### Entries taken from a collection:
========================================================================

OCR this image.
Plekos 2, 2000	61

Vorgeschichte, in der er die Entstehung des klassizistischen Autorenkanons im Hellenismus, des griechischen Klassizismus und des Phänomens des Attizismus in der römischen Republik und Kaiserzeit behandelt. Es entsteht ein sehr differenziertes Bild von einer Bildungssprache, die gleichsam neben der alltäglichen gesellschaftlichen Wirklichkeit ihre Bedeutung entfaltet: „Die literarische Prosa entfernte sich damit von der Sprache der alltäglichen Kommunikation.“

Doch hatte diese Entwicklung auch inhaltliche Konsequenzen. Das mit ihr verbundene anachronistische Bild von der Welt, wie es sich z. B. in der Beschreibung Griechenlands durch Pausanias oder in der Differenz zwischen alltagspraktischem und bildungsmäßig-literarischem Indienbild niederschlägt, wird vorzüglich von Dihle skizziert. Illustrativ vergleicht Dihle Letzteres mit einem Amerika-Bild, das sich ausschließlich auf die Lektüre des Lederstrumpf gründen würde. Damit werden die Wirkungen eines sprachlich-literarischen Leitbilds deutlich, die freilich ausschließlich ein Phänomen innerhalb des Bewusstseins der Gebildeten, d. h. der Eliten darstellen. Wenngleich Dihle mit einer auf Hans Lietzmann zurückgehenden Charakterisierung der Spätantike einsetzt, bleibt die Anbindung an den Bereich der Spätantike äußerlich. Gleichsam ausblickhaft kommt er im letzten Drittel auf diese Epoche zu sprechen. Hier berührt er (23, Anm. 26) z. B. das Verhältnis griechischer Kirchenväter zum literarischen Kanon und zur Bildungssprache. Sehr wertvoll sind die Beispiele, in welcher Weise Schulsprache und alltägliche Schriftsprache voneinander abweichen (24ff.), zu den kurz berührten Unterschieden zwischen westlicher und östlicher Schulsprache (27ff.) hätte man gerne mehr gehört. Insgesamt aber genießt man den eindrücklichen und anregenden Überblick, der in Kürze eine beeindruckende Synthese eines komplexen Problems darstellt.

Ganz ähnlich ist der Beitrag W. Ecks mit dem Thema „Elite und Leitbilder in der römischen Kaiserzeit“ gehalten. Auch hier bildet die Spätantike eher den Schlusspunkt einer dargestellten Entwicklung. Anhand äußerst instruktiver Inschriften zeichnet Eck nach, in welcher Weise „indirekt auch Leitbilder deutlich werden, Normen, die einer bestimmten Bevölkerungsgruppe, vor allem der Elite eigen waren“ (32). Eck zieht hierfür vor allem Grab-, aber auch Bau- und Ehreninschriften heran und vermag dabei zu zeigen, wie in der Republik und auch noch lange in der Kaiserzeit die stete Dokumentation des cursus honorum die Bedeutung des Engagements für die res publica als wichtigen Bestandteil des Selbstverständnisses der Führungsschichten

========================================================================

Set down every line of the listing above again, exactly as given.

### WRITTEN SOLUTION:
OCR this image.
Plekos 2, 2000	61

Vorgeschichte, in der er die Entstehung des klassizistischen Autorenkanons im Hellenismus, des griechischen Klassizismus und des Phänomens des Attizismus in der römischen Republik und Kaiserzeit behandelt. Es entsteht ein sehr differenziertes Bild von einer Bildungssprache, die gleichsam neben der alltäglichen gesellschaftlichen Wirklichkeit ihre Bedeutung entfaltet: „Die literarische Prosa entfernte sich damit von der Sprache der alltäglichen Kommunikation.“

Doch hatte diese Entwicklung auch inhaltliche Konsequenzen. Das mit ihr verbundene anachronistische Bild von der Welt, wie es sich z. B. in der Beschreibung Griechenlands durch Pausanias oder in der Differenz zwischen alltagspraktischem und bildungsmäßig-literarischem Indienbild niederschlägt, wird vorzüglich von Dihle skizziert. Illustrativ vergleicht Dihle Letzteres mit einem Amerika-Bild, das sich ausschließlich auf die Lektüre des Lederstrumpf gründen würde. Damit werden die Wirkungen eines sprachlich-literarischen Leitbilds deutlich, die freilich ausschließlich ein Phänomen innerhalb des Bewusstseins der Gebildeten, d. h. der Eliten darstellen. Wenngleich Dihle mit einer auf Hans Lietzmann zurückgehenden Charakterisierung der Spätantike einsetzt, bleibt die Anbindung an den Bereich der Spätantike äußerlich. Gleichsam ausblickhaft kommt er im letzten Drittel auf diese Epoche zu sprechen. Hier berührt er (23, Anm. 26) z. B. das Verhältnis griechischer Kirchenväter zum literarischen Kanon und zur Bildungssprache. Sehr wertvoll sind die Beispiele, in welcher Weise Schulsprache und alltägliche Schriftsprache voneinander abweichen (24ff.), zu den kurz berührten Unterschieden zwischen westlicher und östlicher Schulsprache (27ff.) hätte man gerne mehr gehört. Insgesamt aber genießt man den eindrücklichen und anregenden Überblick, der in Kürze eine beeindruckende Synthese eines komplexen Problems darstellt.

Ganz ähnlich ist der Beitrag W. Ecks mit dem Thema „Elite und Leitbilder in der römischen Kaiserzeit“ gehalten. Auch hier bildet die Spätantike eher den Schlusspunkt einer dargestellten Entwicklung. Anhand äußerst instruktiver Inschriften zeichnet Eck nach, in welcher Weise „indirekt auch Leitbilder deutlich werden, Normen, die einer bestimmten Bevölkerungsgruppe, vor allem der Elite eigen waren“ (32). Eck zieht hierfür vor allem Grab-, aber auch Bau- und Ehreninschriften heran und vermag dabei zu zeigen, wie in der Republik und auch noch lange in der Kaiserzeit die stete Dokumentation des cursus honorum die Bedeutung des Engagements für die res publica als wichtigen Bestandteil des Selbstverständnisses der Führungsschichten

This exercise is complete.